Data for this exercise:

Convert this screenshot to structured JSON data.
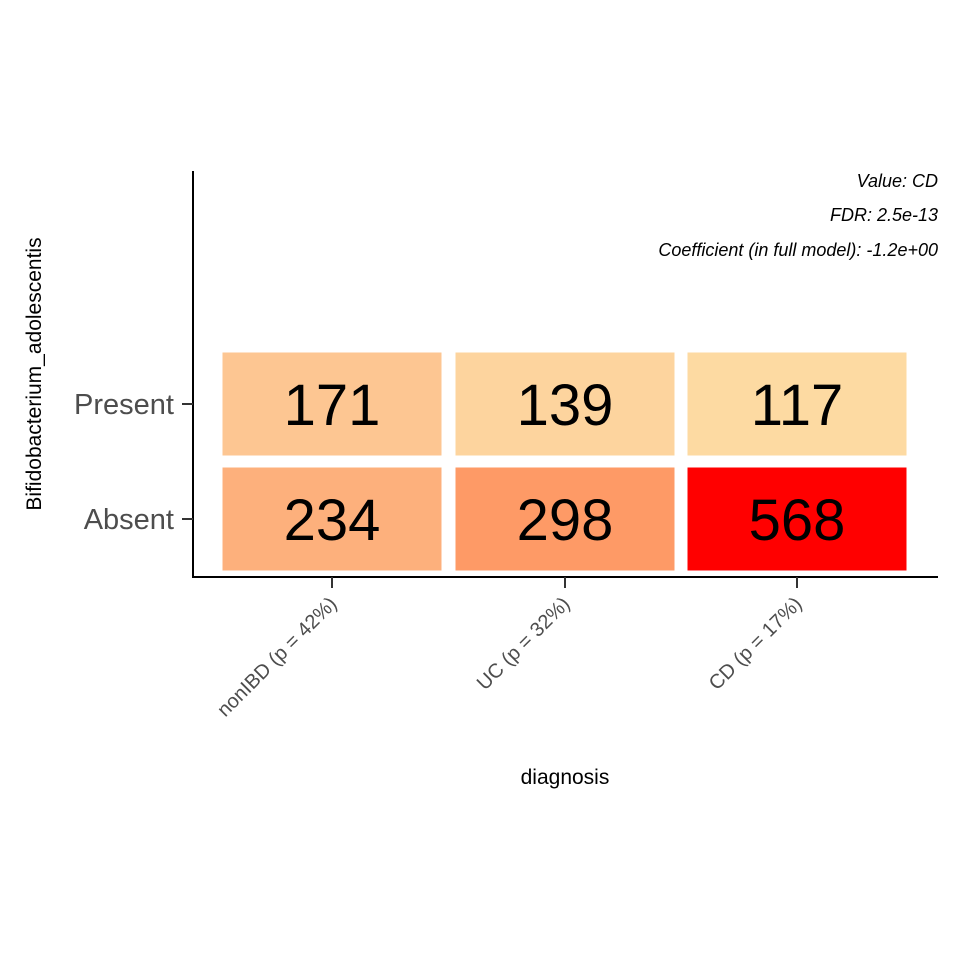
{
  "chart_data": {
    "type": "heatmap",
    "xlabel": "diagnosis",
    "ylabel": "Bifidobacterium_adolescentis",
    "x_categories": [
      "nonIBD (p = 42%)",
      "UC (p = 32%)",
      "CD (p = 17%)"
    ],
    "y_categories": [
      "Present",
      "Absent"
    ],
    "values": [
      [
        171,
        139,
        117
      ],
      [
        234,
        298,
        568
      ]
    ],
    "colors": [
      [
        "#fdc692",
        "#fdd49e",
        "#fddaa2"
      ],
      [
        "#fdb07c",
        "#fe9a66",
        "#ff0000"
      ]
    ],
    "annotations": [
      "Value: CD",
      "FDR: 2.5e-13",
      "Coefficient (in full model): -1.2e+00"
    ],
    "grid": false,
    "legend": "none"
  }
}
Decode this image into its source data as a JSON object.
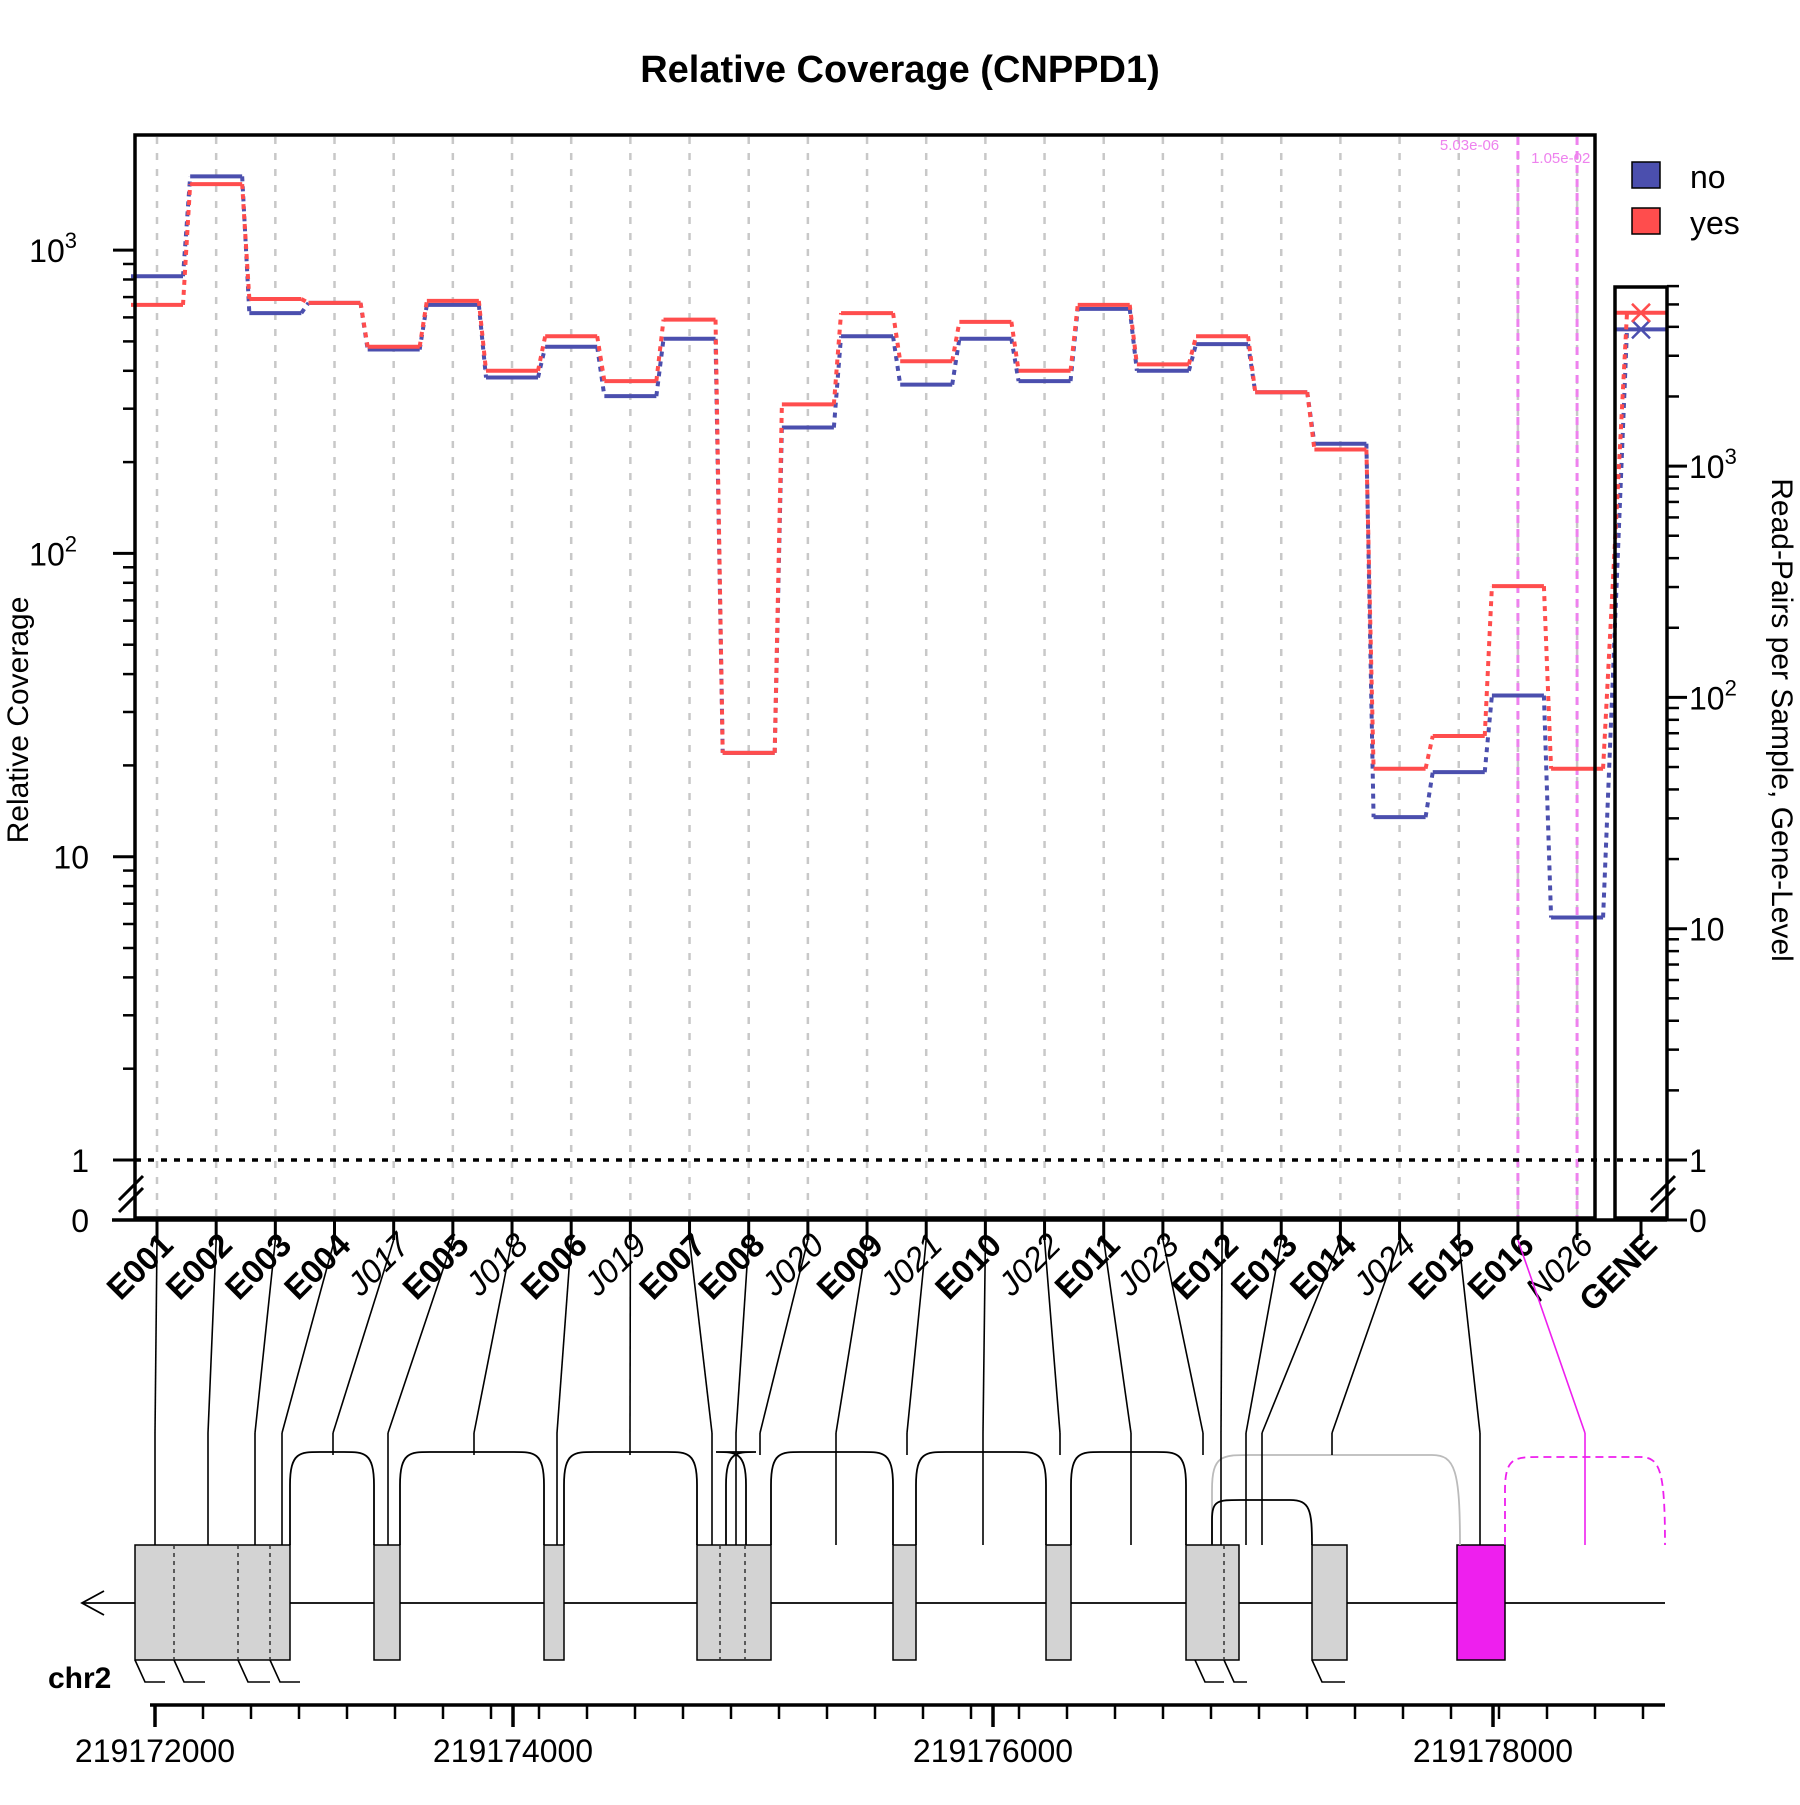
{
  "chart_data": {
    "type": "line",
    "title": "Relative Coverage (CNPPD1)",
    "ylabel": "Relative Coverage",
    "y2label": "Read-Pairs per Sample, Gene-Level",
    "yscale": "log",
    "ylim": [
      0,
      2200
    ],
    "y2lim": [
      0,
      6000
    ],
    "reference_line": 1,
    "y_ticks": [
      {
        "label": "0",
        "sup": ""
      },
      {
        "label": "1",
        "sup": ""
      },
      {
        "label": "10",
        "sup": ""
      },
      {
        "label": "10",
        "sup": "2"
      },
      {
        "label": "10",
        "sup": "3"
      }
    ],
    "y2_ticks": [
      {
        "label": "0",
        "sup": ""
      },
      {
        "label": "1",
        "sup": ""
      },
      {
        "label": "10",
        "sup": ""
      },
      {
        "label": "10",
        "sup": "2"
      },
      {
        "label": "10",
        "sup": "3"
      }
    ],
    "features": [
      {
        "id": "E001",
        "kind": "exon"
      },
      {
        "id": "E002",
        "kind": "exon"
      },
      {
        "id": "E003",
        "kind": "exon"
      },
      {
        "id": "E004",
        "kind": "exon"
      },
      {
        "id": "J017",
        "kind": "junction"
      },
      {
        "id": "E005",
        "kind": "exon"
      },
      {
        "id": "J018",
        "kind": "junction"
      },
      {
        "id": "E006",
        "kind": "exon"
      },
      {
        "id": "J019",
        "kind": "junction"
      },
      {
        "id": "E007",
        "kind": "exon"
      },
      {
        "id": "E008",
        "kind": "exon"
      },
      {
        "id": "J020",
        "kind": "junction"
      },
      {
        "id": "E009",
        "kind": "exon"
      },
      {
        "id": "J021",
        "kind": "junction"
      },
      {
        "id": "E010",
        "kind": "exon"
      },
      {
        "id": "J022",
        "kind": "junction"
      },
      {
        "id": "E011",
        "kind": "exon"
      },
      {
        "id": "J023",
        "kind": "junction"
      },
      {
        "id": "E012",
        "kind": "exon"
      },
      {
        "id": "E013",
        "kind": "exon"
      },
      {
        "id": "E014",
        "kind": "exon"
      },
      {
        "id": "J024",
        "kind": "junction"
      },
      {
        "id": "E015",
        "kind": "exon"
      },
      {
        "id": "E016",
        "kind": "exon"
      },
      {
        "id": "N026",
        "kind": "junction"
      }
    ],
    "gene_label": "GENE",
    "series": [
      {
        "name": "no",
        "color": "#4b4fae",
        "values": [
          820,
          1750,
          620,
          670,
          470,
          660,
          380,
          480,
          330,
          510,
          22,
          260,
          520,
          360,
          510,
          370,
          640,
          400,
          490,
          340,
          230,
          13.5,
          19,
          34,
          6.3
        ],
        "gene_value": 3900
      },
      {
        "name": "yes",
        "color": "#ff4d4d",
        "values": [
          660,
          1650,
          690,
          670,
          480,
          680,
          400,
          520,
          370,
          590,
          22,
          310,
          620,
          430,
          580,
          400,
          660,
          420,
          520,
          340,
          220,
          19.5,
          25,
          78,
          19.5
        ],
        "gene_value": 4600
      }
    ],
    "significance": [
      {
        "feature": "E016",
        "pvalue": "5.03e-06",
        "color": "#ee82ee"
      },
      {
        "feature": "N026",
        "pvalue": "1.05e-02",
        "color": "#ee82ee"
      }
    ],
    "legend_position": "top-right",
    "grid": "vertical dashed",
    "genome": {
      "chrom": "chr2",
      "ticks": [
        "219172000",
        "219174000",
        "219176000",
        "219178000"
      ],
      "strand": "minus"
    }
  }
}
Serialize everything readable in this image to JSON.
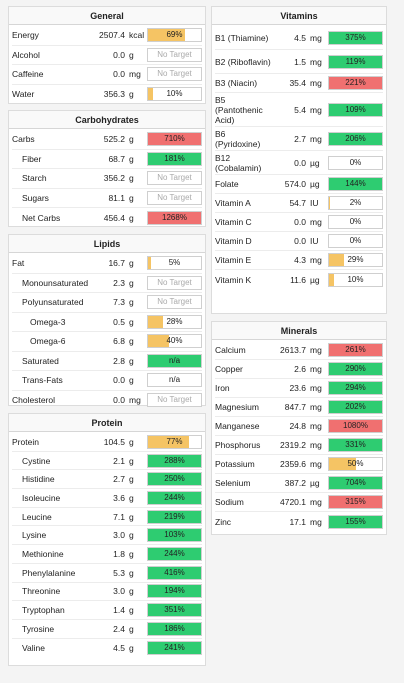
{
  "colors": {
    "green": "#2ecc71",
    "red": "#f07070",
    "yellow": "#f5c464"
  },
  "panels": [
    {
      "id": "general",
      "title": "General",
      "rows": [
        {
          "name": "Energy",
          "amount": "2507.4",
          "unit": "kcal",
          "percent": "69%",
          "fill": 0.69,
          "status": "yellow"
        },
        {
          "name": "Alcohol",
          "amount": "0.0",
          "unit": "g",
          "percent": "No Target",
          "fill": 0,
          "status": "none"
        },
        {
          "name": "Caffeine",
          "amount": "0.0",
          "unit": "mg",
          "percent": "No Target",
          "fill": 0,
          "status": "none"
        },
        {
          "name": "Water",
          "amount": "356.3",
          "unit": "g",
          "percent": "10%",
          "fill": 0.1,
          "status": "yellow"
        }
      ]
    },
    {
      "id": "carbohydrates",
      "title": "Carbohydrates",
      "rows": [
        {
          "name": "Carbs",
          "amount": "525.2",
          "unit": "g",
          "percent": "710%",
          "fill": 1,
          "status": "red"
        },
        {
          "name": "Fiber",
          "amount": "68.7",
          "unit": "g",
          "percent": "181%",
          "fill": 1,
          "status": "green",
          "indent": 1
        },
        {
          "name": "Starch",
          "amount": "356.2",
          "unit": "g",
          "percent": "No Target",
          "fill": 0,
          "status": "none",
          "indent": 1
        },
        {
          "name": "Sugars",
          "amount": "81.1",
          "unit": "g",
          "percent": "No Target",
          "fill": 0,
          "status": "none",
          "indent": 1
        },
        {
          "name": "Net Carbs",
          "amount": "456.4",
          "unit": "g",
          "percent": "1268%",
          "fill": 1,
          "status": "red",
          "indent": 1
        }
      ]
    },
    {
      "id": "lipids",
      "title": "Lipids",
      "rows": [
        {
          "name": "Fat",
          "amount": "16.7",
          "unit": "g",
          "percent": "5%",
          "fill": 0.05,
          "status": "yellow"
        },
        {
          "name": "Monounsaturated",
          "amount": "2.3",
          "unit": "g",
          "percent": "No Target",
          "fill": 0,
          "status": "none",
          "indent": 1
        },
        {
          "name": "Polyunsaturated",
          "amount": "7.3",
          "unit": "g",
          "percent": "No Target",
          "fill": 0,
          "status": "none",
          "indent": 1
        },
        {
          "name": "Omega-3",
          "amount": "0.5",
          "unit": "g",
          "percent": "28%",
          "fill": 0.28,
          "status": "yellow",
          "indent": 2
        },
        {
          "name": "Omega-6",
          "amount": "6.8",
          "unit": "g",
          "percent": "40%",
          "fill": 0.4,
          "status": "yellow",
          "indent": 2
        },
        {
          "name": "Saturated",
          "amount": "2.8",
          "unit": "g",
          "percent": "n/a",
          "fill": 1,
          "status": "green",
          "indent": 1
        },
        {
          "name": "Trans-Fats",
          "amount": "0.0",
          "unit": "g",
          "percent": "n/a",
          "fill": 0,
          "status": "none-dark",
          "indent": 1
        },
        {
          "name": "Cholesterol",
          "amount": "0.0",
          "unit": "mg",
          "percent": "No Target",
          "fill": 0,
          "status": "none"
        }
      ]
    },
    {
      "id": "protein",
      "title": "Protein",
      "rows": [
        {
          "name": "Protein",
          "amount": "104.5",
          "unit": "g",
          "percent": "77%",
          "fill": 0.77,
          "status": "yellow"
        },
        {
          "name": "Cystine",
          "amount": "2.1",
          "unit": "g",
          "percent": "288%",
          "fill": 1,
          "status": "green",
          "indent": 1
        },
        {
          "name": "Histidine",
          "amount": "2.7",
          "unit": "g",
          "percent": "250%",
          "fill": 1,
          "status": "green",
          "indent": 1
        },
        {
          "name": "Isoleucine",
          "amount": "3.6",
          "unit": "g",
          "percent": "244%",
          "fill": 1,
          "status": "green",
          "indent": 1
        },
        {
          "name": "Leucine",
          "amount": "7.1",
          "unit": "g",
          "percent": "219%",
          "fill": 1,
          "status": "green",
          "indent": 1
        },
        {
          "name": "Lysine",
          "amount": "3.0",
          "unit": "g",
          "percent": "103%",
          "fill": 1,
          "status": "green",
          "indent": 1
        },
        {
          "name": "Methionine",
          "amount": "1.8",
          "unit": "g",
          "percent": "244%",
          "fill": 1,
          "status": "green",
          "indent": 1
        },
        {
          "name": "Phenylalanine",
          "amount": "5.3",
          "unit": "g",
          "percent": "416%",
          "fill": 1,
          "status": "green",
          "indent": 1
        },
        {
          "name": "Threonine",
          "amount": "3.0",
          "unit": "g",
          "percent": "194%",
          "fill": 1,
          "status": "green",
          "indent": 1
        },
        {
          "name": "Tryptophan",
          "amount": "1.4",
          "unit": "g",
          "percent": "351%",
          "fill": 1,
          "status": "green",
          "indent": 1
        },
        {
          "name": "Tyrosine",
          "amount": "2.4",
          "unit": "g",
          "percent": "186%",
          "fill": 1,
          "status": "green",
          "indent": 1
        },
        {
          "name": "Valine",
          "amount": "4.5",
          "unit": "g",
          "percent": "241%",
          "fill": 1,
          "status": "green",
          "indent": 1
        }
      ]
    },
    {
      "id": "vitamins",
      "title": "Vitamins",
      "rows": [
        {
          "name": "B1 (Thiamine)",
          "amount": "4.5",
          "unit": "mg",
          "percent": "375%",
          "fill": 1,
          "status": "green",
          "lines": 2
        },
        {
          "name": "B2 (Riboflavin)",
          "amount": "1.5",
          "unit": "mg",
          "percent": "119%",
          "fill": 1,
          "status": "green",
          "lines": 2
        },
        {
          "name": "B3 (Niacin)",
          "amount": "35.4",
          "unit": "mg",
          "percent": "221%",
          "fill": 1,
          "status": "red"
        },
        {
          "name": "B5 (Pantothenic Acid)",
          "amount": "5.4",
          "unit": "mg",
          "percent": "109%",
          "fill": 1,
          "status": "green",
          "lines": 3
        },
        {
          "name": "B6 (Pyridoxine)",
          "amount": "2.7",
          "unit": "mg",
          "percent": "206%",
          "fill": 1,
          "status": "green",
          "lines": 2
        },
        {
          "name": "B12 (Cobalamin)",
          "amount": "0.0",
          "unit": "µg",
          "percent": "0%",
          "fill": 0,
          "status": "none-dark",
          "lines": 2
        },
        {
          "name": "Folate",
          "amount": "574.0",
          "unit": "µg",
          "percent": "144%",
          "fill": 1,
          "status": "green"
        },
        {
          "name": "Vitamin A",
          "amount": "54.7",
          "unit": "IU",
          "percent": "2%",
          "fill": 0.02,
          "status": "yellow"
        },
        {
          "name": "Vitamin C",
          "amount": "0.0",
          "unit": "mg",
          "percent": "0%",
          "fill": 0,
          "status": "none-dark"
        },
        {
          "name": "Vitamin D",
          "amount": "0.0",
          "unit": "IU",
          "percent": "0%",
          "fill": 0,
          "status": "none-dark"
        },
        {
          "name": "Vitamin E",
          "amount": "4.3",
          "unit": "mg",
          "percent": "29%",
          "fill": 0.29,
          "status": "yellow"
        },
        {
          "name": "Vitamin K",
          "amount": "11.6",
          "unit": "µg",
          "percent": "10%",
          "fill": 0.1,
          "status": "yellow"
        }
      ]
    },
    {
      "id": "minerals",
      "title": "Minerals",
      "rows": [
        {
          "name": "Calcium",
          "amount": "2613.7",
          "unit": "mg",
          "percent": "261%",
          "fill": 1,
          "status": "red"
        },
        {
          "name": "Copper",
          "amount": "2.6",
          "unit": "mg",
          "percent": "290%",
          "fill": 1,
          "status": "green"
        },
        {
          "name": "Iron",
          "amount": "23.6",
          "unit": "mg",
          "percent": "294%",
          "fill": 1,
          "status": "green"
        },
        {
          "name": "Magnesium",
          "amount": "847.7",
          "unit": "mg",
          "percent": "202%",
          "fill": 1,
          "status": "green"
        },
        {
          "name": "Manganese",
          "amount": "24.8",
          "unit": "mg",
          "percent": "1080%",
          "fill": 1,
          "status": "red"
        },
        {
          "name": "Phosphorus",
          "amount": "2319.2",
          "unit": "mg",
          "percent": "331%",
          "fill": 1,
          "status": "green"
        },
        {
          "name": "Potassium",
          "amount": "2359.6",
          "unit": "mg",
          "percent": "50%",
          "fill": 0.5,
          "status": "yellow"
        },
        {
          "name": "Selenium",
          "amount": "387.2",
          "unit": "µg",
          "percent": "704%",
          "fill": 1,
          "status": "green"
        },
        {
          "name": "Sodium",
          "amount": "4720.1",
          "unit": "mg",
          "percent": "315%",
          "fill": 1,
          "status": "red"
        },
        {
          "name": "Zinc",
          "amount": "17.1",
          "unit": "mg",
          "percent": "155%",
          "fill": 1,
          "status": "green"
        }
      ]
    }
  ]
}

What is needed: If a line in the material above contains the word "JSON", copy it.

Expected answer:
Convert this screenshot to structured JSON data.
Decode this image into its source data as a JSON object.
Serialize everything readable in this image to JSON.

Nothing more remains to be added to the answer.